▶ **Work to be completed**
Reproduce the listing that follows with no differences at all.

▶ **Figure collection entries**
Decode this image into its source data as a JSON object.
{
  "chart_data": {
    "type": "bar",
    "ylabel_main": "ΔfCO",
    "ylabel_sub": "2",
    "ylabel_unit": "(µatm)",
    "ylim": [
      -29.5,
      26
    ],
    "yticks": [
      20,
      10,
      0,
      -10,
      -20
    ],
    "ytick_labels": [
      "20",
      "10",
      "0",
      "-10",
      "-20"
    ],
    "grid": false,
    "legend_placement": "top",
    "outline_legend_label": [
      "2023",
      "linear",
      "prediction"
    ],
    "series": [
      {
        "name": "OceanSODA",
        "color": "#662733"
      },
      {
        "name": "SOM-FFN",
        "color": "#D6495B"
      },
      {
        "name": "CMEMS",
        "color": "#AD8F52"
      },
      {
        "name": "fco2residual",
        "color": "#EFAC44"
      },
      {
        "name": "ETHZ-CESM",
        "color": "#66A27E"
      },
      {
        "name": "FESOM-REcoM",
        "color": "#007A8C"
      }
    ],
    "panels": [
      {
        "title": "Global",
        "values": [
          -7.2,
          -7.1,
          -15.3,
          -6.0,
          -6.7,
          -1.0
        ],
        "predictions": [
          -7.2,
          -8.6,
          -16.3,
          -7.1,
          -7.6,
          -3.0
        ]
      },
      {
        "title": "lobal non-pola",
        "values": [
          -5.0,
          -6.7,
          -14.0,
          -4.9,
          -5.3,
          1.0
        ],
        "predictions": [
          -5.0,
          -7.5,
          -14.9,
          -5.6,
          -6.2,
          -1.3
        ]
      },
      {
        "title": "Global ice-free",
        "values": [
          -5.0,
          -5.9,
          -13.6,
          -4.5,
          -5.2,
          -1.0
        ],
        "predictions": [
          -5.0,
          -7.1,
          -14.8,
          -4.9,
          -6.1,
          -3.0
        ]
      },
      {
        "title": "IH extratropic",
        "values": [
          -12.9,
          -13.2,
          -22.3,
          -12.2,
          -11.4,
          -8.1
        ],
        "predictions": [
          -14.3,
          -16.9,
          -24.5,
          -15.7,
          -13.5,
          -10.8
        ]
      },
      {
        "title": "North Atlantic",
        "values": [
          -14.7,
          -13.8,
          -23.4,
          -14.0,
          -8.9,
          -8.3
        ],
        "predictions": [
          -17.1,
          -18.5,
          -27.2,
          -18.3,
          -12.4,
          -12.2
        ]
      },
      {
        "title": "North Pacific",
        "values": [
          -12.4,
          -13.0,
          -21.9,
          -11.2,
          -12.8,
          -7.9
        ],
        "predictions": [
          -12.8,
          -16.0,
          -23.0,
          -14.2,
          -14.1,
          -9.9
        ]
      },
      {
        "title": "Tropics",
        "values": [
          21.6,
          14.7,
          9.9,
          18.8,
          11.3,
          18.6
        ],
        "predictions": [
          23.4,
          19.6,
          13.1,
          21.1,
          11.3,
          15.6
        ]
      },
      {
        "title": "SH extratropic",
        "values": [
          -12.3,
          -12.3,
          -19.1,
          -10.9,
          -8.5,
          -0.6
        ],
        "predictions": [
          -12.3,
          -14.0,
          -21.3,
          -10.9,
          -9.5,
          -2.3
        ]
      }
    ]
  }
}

▶ **Correct answer**
Decode this image into its source data as a JSON object.
{
  "chart_data": {
    "type": "bar",
    "ylabel_main": "ΔfCO",
    "ylabel_sub": "2",
    "ylabel_unit": "(µatm)",
    "ylim": [
      -29.5,
      26
    ],
    "yticks": [
      20,
      10,
      0,
      -10,
      -20
    ],
    "ytick_labels": [
      "20",
      "10",
      "0",
      "-10",
      "-20"
    ],
    "grid": false,
    "legend_placement": "top",
    "outline_legend_label": [
      "2023",
      "linear",
      "prediction"
    ],
    "series": [
      {
        "name": "OceanSODA",
        "color": "#662733"
      },
      {
        "name": "SOM-FFN",
        "color": "#D6495B"
      },
      {
        "name": "CMEMS",
        "color": "#AD8F52"
      },
      {
        "name": "fco2residual",
        "color": "#EFAC44"
      },
      {
        "name": "ETHZ-CESM",
        "color": "#66A27E"
      },
      {
        "name": "FESOM-REcoM",
        "color": "#007A8C"
      }
    ],
    "panels": [
      {
        "title": "Global",
        "values": [
          -7.2,
          -7.1,
          -15.3,
          -6.0,
          -6.7,
          -1.0
        ],
        "predictions": [
          -7.2,
          -8.6,
          -16.3,
          -7.1,
          -7.6,
          -3.0
        ]
      },
      {
        "title": "lobal non-pola",
        "values": [
          -5.0,
          -6.7,
          -14.0,
          -4.9,
          -5.3,
          1.0
        ],
        "predictions": [
          -5.0,
          -7.5,
          -14.9,
          -5.6,
          -6.2,
          -1.3
        ]
      },
      {
        "title": "Global ice-free",
        "values": [
          -5.0,
          -5.9,
          -13.6,
          -4.5,
          -5.2,
          -1.0
        ],
        "predictions": [
          -5.0,
          -7.1,
          -14.8,
          -4.9,
          -6.1,
          -3.0
        ]
      },
      {
        "title": "IH extratropic",
        "values": [
          -12.9,
          -13.2,
          -22.3,
          -12.2,
          -11.4,
          -8.1
        ],
        "predictions": [
          -14.3,
          -16.9,
          -24.5,
          -15.7,
          -13.5,
          -10.8
        ]
      },
      {
        "title": "North Atlantic",
        "values": [
          -14.7,
          -13.8,
          -23.4,
          -14.0,
          -8.9,
          -8.3
        ],
        "predictions": [
          -17.1,
          -18.5,
          -27.2,
          -18.3,
          -12.4,
          -12.2
        ]
      },
      {
        "title": "North Pacific",
        "values": [
          -12.4,
          -13.0,
          -21.9,
          -11.2,
          -12.8,
          -7.9
        ],
        "predictions": [
          -12.8,
          -16.0,
          -23.0,
          -14.2,
          -14.1,
          -9.9
        ]
      },
      {
        "title": "Tropics",
        "values": [
          21.6,
          14.7,
          9.9,
          18.8,
          11.3,
          18.6
        ],
        "predictions": [
          23.4,
          19.6,
          13.1,
          21.1,
          11.3,
          15.6
        ]
      },
      {
        "title": "SH extratropic",
        "values": [
          -12.3,
          -12.3,
          -19.1,
          -10.9,
          -8.5,
          -0.6
        ],
        "predictions": [
          -12.3,
          -14.0,
          -21.3,
          -10.9,
          -9.5,
          -2.3
        ]
      }
    ]
  }
}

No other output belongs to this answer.